*Given request*.
Wherever the string "Precipitation" appears in the listing, copy that line.

[Figure record listings]
────────────────────────────────────────
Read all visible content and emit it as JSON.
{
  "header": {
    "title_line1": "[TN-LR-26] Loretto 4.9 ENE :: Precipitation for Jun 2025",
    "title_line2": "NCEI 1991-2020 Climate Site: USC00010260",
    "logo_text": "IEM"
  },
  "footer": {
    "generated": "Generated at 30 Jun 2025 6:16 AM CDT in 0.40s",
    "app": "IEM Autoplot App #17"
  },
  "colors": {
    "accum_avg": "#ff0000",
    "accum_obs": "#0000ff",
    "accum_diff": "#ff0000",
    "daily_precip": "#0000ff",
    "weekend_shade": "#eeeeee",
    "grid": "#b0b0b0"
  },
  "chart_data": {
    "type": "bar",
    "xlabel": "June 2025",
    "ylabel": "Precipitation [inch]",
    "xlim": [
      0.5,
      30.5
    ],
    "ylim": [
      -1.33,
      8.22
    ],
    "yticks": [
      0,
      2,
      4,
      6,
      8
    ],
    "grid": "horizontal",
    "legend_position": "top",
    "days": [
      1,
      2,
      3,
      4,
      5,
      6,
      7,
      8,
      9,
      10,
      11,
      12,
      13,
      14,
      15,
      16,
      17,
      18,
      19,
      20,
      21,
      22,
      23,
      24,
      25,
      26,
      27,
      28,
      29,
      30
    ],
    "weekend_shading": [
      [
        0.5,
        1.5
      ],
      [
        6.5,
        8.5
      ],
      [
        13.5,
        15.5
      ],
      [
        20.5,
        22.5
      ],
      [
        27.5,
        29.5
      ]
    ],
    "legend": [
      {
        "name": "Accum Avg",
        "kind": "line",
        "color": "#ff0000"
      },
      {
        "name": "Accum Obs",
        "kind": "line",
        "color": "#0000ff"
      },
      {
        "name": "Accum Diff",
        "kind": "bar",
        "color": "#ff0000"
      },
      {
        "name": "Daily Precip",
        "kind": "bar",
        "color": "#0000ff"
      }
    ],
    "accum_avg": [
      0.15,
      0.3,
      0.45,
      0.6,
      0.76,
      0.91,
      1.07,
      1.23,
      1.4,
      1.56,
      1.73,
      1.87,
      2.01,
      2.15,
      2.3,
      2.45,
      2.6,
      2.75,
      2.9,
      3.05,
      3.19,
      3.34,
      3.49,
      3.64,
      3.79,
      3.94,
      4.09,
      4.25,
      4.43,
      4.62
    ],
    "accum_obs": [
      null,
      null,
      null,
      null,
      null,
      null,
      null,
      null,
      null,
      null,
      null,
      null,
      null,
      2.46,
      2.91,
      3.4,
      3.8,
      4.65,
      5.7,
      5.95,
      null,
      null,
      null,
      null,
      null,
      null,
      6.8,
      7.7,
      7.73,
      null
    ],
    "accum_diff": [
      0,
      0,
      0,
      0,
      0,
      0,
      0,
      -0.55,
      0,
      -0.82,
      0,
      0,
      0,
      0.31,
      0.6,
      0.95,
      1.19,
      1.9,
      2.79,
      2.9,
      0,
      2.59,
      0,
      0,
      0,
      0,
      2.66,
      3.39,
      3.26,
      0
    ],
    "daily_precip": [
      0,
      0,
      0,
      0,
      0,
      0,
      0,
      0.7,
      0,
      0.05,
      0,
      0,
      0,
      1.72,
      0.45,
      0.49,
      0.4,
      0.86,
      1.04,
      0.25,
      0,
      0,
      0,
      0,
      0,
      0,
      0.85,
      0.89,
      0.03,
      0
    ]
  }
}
────────────────────────────────────────
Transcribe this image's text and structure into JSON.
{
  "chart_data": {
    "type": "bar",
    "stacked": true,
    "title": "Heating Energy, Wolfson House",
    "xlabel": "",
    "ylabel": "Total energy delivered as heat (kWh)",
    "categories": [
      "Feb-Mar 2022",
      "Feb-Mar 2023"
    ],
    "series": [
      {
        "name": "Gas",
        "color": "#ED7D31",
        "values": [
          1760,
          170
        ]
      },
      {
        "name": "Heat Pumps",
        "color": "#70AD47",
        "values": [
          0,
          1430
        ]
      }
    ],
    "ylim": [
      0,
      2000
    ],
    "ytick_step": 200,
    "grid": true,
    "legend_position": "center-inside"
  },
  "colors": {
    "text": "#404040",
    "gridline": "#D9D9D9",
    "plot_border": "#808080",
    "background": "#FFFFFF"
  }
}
────────────────────────────────────────
*Finished answer*.
    "title_line1": "[TN-LR-26] Loretto 4.9 ENE :: Precipitation for Jun 2025",
    "ylabel": "Precipitation [inch]",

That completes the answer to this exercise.